Goal >>
Look through the data below. Collect every line where the word "Normalized" occurs.

Given entries >>
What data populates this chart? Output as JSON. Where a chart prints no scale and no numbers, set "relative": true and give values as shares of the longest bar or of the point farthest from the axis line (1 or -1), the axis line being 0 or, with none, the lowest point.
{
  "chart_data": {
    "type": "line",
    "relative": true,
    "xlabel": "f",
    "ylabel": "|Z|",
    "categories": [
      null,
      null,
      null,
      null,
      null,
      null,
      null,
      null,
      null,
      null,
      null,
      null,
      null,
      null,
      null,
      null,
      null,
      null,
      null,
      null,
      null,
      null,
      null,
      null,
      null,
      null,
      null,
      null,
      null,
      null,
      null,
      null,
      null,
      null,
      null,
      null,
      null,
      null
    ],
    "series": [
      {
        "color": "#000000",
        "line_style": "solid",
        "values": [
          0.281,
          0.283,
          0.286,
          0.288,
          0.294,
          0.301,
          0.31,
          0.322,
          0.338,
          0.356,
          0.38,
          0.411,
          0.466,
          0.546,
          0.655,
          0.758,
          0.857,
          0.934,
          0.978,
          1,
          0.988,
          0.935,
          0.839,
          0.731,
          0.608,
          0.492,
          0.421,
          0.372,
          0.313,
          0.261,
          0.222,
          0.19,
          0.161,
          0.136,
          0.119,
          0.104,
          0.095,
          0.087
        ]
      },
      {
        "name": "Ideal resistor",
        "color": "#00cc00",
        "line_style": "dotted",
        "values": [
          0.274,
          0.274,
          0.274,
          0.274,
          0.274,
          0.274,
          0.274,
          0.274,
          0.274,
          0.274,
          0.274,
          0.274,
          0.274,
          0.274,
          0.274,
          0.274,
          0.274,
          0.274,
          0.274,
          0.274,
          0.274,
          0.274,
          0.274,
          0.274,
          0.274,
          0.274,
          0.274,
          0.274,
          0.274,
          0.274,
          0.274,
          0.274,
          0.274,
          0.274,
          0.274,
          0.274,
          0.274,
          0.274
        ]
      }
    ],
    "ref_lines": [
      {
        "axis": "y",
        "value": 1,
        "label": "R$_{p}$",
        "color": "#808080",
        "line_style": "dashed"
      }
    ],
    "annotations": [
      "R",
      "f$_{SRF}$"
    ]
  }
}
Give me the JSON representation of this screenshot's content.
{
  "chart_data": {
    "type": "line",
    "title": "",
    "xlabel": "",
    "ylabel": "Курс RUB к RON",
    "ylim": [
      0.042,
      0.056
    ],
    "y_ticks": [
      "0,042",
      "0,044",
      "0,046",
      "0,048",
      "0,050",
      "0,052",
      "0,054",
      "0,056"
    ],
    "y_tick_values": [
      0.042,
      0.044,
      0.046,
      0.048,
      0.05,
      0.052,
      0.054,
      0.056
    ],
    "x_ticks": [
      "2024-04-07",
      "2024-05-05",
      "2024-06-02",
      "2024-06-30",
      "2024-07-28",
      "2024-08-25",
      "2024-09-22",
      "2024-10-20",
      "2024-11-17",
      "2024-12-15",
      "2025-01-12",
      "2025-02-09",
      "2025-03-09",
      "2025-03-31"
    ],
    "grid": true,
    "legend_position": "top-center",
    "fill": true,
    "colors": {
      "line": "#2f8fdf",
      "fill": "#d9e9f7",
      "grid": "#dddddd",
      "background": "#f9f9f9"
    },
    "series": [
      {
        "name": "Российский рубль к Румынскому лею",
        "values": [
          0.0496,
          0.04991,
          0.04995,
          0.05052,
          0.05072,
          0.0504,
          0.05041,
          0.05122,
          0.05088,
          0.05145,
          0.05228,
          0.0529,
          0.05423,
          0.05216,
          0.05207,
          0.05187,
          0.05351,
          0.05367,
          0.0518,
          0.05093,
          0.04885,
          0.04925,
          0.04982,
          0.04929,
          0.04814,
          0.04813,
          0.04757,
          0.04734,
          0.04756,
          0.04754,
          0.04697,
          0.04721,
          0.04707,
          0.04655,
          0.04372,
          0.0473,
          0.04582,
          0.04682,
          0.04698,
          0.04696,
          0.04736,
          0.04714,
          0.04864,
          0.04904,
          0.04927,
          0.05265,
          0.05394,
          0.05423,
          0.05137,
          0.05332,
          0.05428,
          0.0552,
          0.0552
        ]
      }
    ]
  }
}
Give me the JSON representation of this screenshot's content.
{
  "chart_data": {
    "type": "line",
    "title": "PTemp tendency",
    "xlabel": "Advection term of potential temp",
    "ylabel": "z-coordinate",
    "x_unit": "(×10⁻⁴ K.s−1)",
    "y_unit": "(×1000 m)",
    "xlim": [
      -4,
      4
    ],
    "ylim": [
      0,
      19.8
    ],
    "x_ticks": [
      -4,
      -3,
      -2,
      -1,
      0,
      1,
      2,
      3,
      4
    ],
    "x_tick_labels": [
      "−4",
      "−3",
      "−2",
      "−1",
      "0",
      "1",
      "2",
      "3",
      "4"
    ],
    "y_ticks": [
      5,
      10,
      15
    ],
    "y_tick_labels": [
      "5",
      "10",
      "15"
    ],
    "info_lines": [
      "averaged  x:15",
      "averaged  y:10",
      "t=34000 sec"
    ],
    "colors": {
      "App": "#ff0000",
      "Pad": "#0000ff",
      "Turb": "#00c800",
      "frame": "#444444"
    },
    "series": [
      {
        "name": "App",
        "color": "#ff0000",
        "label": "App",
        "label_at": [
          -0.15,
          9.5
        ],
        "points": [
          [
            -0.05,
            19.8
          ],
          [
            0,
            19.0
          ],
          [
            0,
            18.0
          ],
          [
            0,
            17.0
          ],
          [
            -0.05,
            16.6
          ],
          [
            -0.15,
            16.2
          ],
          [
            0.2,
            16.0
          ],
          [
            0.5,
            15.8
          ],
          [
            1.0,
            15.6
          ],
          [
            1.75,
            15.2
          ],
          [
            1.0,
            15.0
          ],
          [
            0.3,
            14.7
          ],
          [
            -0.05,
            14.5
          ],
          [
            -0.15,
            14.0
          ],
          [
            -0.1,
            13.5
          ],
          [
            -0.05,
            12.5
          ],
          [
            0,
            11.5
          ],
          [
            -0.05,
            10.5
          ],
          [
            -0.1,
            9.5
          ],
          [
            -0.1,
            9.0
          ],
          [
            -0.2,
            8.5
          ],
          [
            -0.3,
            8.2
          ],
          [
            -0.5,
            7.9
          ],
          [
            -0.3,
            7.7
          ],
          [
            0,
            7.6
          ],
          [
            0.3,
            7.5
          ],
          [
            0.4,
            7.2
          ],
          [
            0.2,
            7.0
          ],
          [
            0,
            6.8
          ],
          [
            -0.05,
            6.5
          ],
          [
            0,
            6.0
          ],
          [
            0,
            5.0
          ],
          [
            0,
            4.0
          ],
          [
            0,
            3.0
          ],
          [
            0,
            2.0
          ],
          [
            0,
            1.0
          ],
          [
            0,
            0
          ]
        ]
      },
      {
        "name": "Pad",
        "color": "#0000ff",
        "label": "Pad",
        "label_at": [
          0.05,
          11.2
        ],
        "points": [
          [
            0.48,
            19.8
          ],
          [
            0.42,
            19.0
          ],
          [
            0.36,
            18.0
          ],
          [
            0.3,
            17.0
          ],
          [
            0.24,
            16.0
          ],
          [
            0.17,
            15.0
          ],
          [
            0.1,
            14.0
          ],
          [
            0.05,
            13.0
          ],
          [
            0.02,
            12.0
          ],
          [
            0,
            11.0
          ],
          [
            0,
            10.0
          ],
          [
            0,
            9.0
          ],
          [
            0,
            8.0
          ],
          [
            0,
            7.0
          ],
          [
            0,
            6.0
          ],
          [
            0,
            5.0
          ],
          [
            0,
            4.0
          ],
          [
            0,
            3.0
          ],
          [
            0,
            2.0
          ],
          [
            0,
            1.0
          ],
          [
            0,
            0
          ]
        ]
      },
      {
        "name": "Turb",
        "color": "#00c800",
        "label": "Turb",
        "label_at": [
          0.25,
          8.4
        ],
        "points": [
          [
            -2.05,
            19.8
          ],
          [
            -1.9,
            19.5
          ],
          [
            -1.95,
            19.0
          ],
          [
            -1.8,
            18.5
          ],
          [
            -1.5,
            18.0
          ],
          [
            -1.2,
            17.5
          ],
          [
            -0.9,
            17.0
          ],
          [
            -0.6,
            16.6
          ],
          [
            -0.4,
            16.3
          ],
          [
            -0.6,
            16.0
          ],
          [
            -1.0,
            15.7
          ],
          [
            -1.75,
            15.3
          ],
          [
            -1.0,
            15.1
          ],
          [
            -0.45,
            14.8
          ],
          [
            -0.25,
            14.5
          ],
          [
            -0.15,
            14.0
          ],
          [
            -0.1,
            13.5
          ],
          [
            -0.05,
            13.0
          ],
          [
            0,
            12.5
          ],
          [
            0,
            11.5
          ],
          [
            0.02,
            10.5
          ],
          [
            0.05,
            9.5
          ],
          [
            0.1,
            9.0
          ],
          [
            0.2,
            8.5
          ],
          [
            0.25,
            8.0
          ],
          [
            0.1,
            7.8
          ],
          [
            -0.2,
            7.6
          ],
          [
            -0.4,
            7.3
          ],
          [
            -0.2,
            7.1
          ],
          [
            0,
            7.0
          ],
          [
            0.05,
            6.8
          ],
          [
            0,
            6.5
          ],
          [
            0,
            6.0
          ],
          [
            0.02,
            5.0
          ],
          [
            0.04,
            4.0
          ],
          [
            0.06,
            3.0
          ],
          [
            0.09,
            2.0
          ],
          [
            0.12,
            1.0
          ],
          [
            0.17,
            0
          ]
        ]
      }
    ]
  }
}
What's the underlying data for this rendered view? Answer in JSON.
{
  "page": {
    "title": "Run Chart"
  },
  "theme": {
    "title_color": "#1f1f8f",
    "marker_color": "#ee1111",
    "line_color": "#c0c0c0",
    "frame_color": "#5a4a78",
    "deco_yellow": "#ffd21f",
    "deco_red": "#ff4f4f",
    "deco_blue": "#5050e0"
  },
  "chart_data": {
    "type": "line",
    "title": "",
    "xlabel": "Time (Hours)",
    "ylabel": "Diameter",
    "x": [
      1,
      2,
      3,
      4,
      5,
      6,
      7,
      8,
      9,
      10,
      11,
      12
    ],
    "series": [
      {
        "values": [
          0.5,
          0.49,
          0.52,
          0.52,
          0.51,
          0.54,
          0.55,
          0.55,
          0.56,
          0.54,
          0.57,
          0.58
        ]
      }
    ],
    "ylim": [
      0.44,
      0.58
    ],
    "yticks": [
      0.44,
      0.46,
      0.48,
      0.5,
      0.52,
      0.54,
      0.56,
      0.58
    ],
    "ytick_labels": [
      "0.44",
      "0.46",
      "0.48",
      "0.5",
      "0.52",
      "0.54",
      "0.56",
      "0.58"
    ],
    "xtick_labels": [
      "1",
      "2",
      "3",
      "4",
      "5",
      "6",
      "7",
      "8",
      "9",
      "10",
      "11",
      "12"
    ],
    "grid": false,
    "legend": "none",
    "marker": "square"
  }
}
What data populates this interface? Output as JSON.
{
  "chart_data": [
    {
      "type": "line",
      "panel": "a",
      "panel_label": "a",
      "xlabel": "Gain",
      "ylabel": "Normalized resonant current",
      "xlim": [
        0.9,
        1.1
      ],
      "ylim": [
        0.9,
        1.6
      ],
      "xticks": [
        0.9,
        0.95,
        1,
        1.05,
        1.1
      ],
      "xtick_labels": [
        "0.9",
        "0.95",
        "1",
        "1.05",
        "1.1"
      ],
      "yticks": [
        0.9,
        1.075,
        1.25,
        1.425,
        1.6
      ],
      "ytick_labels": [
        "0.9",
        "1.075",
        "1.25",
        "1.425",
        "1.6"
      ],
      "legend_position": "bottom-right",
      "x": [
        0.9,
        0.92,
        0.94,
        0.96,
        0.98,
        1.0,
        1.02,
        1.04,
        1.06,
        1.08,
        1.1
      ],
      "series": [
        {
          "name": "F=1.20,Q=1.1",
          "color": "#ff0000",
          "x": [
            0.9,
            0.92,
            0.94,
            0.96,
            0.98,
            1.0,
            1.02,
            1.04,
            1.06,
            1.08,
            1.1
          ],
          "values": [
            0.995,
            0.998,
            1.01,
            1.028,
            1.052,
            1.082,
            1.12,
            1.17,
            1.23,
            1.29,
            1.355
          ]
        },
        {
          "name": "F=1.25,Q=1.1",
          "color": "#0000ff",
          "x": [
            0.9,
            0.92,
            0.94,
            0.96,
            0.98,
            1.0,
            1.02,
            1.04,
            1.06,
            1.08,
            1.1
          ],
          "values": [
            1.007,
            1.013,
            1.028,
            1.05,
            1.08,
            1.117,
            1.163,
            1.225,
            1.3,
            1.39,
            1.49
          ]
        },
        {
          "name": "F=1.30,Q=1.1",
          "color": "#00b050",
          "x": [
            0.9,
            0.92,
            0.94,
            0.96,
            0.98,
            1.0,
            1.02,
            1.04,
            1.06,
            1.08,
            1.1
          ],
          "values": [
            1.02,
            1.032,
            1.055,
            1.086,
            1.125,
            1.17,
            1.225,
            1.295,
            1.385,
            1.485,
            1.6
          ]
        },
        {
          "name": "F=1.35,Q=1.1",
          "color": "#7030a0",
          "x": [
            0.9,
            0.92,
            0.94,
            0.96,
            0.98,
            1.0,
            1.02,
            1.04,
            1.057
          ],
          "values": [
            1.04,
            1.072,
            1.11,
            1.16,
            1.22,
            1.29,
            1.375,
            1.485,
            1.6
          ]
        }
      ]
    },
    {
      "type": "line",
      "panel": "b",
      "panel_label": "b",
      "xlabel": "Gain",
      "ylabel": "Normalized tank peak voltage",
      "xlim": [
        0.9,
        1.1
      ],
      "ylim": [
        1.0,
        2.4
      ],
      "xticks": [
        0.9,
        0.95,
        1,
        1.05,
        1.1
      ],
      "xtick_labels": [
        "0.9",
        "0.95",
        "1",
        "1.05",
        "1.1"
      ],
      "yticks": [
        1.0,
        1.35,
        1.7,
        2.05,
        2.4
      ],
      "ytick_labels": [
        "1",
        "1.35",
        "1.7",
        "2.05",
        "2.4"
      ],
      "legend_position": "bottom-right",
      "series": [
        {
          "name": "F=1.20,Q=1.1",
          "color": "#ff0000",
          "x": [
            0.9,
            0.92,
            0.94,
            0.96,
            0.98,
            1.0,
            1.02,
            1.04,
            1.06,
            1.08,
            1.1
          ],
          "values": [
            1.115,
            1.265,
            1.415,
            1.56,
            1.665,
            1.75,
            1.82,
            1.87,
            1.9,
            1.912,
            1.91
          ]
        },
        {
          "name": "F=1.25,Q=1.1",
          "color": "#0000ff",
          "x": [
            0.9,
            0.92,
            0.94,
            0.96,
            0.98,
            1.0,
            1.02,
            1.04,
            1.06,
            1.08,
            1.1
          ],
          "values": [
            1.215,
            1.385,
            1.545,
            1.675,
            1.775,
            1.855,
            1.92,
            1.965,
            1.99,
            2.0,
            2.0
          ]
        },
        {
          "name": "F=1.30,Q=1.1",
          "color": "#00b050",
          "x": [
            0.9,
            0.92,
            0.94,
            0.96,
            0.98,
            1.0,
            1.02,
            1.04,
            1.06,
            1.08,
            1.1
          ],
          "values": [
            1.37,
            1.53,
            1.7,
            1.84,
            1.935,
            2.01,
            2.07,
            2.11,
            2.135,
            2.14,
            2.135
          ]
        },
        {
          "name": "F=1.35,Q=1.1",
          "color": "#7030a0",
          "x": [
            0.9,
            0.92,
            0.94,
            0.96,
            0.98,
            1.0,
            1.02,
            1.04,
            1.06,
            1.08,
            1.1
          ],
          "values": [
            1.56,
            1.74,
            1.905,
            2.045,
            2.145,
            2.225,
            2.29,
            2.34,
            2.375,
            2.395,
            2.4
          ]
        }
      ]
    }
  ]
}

Finished task >>
      "ylabel": "Normalized resonant current",
      "ylabel": "Normalized tank peak voltage",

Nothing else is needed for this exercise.